Stored data entries
-.-.-

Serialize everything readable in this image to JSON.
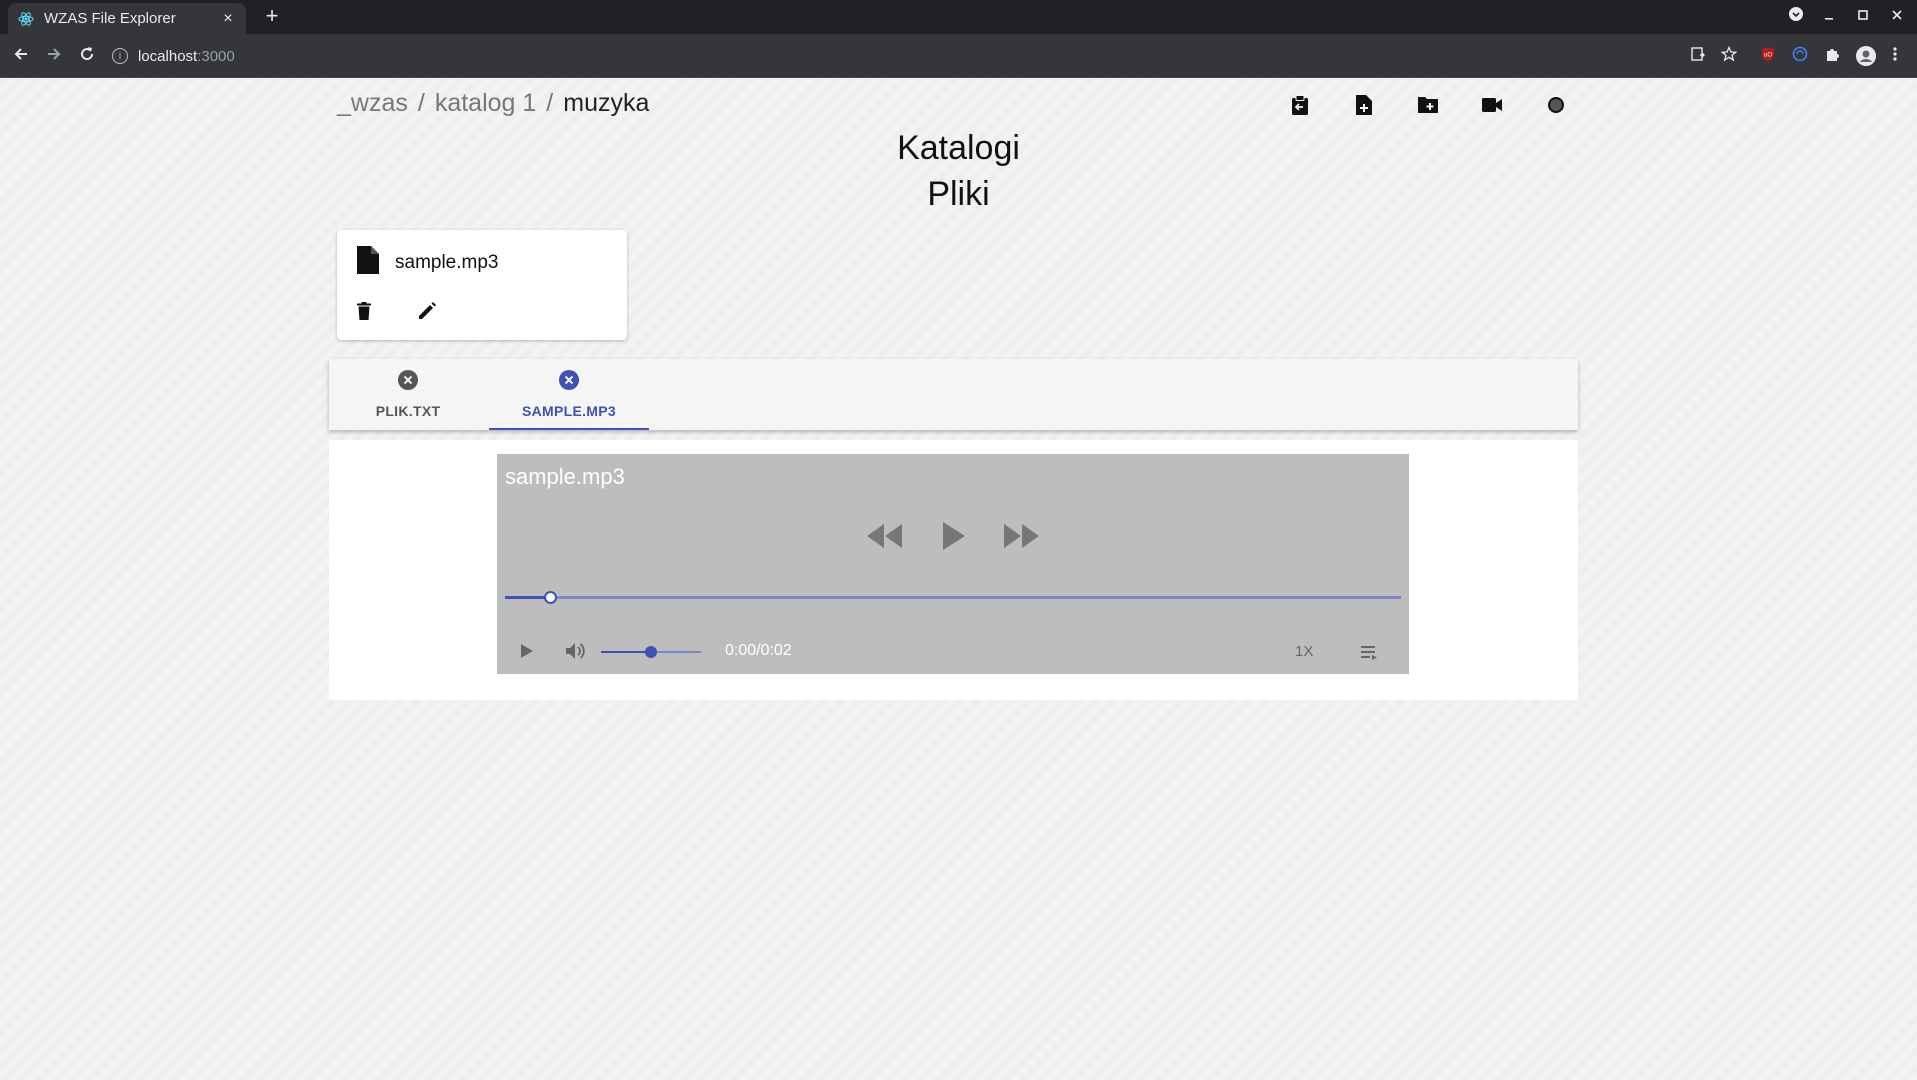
{
  "browser": {
    "tab_title": "WZAS File Explorer",
    "tab_close": "×",
    "new_tab": "+",
    "url_host": "localhost",
    "url_port": ":3000"
  },
  "breadcrumb": {
    "items": [
      "_wzas",
      "katalog 1",
      "muzyka"
    ],
    "separator": "/"
  },
  "headings": {
    "folders": "Katalogi",
    "files": "Pliki"
  },
  "file_card": {
    "name": "sample.mp3"
  },
  "tabs": [
    {
      "label": "PLIK.TXT",
      "active": false
    },
    {
      "label": "SAMPLE.MP3",
      "active": true
    }
  ],
  "player": {
    "title": "sample.mp3",
    "time": "0:00/0:02",
    "speed": "1X",
    "progress_fraction": 0.05,
    "volume_fraction": 0.5
  },
  "colors": {
    "accent": "#3f51b5",
    "player_bg": "#bdbdbd",
    "browser_dark": "#202124"
  }
}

-.-.-

■ **STATED TASK**: Leaving aside the images, write out the entries above word for word.

■ **ANSWER**:
Serialize everything readable in this image to JSON.
{
  "browser": {
    "tab_title": "WZAS File Explorer",
    "tab_close": "×",
    "new_tab": "+",
    "url_host": "localhost",
    "url_port": ":3000"
  },
  "breadcrumb": {
    "items": [
      "_wzas",
      "katalog 1",
      "muzyka"
    ],
    "separator": "/"
  },
  "headings": {
    "folders": "Katalogi",
    "files": "Pliki"
  },
  "file_card": {
    "name": "sample.mp3"
  },
  "tabs": [
    {
      "label": "PLIK.TXT",
      "active": false
    },
    {
      "label": "SAMPLE.MP3",
      "active": true
    }
  ],
  "player": {
    "title": "sample.mp3",
    "time": "0:00/0:02",
    "speed": "1X",
    "progress_fraction": 0.05,
    "volume_fraction": 0.5
  },
  "colors": {
    "accent": "#3f51b5",
    "player_bg": "#bdbdbd",
    "browser_dark": "#202124"
  }
}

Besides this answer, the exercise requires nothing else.